+++ DATASET ENTRIES

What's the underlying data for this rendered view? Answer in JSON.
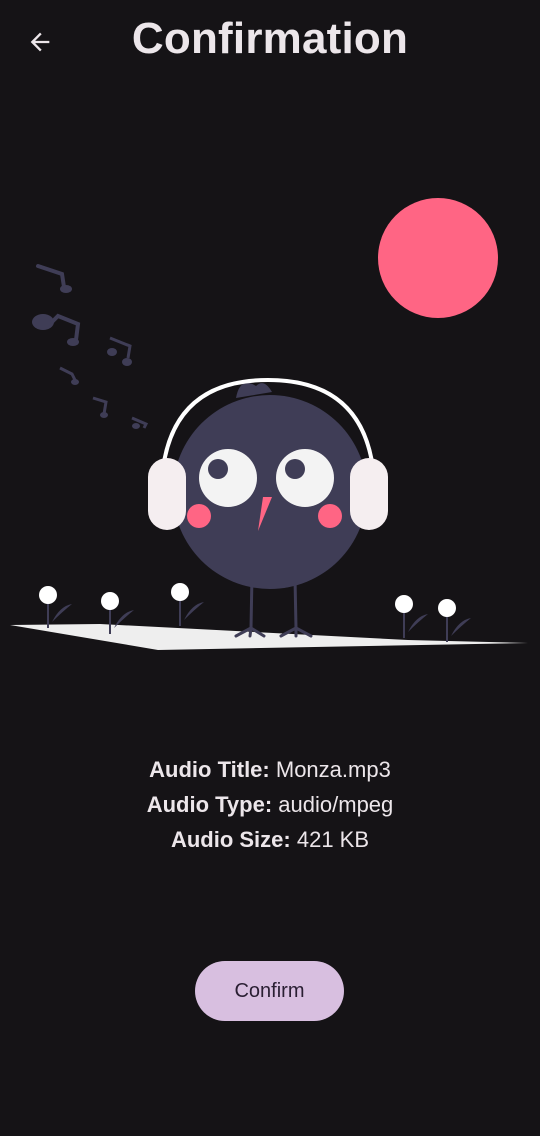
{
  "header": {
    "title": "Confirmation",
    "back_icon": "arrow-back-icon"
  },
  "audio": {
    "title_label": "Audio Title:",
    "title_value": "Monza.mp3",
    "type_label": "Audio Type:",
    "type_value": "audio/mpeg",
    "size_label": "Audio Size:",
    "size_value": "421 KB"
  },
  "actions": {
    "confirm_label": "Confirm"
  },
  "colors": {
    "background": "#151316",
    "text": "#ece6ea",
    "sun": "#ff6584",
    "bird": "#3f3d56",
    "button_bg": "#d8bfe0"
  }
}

++++++
+++ DATASET ENTRIES

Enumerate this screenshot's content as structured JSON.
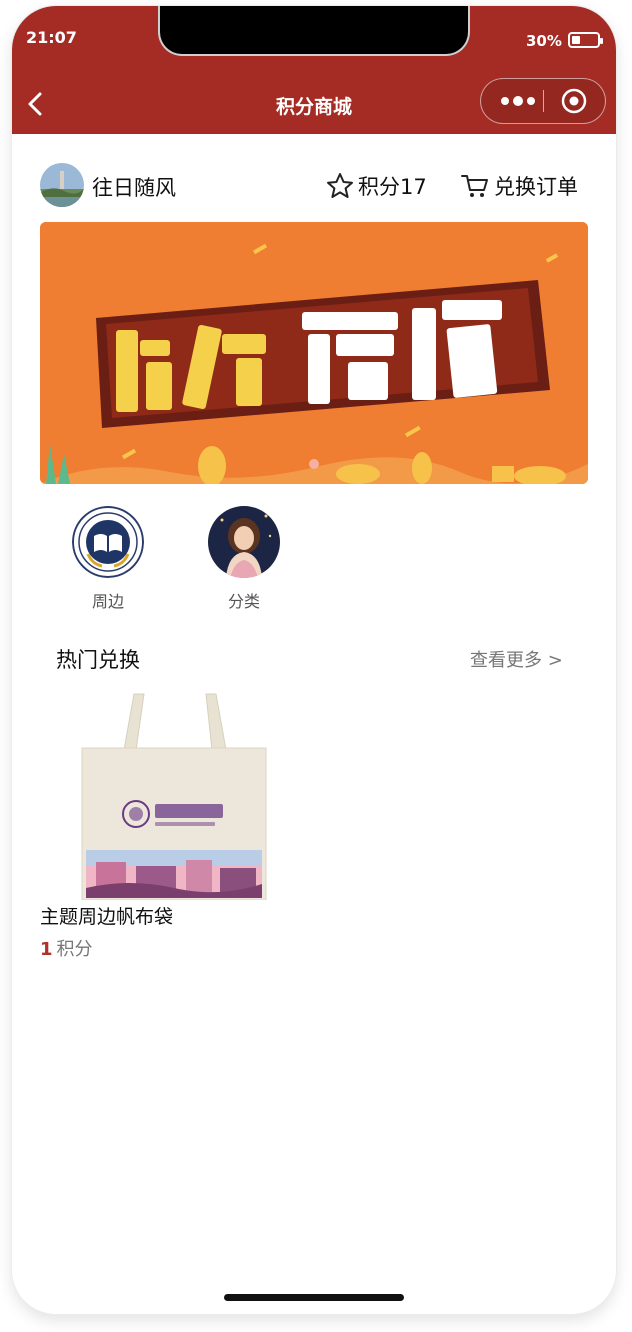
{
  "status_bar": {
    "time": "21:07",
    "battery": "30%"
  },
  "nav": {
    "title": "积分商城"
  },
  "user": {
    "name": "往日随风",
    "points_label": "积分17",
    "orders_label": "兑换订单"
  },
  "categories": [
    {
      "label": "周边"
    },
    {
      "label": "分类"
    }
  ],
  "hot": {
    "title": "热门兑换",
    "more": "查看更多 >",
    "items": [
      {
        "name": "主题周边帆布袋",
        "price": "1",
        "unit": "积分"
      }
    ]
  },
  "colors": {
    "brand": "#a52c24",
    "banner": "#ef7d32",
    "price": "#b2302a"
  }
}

++++++

(TASK STATEMENT): State how many lines of the listing include the word "JSON". Reply with the number alone.

(FULL OUTPUT): 2